_SHORT PROBLEM:_ List all the lines in these records that hold "Domain".

_RECORDS PROVIDED:_
* begin *

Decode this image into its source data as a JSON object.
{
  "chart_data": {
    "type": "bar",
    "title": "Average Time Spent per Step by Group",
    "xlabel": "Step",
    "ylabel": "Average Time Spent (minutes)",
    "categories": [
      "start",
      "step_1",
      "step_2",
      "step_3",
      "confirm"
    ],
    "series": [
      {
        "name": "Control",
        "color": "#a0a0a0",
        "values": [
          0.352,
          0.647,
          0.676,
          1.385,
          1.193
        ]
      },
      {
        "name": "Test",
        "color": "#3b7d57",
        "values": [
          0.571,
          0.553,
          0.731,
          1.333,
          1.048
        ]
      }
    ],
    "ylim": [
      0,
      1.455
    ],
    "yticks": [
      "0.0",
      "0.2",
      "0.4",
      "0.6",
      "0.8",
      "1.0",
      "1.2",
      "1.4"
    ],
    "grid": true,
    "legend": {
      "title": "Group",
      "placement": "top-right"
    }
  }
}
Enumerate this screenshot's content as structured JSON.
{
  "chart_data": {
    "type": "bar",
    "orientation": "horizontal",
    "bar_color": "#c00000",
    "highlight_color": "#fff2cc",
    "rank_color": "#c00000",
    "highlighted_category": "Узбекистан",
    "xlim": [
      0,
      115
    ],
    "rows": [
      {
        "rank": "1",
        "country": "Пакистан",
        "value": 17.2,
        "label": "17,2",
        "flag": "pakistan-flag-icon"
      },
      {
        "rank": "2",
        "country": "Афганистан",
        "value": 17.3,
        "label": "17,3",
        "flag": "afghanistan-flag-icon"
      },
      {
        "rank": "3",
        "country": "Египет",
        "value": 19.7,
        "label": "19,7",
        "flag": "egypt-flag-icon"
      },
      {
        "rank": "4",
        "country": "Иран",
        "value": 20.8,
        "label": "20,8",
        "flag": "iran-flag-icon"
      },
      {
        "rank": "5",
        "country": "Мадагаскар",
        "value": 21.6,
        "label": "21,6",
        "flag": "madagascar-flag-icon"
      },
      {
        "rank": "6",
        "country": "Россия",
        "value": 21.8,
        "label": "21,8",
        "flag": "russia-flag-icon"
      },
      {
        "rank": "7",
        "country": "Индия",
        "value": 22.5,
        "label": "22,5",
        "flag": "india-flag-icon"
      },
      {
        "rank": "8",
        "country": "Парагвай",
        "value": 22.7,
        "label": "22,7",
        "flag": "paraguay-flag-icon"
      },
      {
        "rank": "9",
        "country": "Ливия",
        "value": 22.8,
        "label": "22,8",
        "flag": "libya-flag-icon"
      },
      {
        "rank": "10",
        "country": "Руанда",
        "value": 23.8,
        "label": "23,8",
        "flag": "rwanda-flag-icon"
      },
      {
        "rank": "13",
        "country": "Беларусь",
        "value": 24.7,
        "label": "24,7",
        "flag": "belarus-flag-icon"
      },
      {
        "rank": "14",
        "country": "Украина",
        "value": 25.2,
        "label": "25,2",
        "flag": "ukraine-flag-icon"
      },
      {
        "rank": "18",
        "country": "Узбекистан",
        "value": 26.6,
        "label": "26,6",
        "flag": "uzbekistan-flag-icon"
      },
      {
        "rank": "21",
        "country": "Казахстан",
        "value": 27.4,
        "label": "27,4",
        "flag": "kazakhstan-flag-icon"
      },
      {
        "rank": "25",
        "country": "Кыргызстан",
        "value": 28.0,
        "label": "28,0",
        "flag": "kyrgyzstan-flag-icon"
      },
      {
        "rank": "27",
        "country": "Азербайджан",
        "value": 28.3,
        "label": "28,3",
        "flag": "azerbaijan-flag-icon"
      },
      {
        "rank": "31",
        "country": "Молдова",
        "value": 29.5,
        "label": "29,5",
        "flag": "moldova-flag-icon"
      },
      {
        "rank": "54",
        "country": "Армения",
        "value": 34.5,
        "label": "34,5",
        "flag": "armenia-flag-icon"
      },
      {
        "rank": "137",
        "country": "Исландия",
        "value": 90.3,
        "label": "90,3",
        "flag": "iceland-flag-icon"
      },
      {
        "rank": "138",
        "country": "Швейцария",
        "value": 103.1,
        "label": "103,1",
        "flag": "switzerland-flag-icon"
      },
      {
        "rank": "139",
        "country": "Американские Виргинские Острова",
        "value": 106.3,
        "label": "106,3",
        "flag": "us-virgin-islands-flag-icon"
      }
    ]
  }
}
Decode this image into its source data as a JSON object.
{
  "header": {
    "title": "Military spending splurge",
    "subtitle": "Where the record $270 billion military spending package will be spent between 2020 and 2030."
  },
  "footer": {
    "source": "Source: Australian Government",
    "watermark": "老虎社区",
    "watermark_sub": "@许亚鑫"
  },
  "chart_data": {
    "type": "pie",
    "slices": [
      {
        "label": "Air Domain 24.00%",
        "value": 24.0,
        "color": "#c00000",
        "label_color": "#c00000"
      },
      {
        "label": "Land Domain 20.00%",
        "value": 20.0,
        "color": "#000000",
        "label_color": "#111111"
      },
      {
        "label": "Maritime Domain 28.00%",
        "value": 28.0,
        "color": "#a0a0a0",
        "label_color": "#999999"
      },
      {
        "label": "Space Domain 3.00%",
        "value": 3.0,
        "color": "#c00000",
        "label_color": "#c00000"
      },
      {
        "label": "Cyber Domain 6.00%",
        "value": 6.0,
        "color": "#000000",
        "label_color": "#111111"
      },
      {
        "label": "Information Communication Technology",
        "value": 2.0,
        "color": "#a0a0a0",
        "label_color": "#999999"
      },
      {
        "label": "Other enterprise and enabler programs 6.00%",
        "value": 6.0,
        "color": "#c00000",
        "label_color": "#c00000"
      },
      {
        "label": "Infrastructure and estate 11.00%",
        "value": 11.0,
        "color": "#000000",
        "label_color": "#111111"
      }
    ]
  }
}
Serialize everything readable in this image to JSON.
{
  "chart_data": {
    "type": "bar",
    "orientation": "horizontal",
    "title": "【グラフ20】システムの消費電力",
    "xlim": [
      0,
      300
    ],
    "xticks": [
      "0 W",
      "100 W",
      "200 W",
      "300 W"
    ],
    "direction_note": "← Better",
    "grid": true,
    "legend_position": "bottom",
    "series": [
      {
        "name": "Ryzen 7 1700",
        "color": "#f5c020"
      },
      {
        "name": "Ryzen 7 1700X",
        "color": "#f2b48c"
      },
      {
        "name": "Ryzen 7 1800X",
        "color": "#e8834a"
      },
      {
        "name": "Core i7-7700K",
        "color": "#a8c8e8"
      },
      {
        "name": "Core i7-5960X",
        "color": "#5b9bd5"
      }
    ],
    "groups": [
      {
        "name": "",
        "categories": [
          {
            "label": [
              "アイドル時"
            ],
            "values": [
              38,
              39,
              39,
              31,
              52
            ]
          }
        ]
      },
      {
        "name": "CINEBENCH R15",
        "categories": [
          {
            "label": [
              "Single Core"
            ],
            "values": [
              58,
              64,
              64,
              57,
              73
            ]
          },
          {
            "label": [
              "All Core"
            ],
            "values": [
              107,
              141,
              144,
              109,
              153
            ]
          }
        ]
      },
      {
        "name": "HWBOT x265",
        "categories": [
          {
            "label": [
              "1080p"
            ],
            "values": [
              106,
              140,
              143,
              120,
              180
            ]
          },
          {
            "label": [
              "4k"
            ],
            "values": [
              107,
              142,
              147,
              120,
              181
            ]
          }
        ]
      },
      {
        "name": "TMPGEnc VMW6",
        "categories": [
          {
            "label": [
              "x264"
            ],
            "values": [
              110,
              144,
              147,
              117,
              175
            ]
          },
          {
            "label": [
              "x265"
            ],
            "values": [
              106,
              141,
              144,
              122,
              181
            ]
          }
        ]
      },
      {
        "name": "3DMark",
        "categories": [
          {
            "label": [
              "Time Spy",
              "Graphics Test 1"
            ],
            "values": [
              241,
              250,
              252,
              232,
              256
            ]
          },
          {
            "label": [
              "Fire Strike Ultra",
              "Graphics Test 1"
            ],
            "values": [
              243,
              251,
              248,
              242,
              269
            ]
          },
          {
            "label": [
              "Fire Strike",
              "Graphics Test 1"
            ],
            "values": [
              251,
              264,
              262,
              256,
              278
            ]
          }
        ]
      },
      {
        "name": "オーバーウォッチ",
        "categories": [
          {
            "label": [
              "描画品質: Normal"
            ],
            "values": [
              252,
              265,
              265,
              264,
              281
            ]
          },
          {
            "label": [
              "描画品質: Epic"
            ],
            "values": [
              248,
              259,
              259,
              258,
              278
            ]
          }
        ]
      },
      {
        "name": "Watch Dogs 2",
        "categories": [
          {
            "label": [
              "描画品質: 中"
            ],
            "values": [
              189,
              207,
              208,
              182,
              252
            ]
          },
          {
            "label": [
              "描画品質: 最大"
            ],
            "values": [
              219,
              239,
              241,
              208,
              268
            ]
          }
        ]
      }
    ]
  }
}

* end *

_EXPECTED ANSWER:_
        "label": "Air Domain 24.00%",
        "label": "Land Domain 20.00%",
        "label": "Maritime Domain 28.00%",
        "label": "Space Domain 3.00%",
        "label": "Cyber Domain 6.00%",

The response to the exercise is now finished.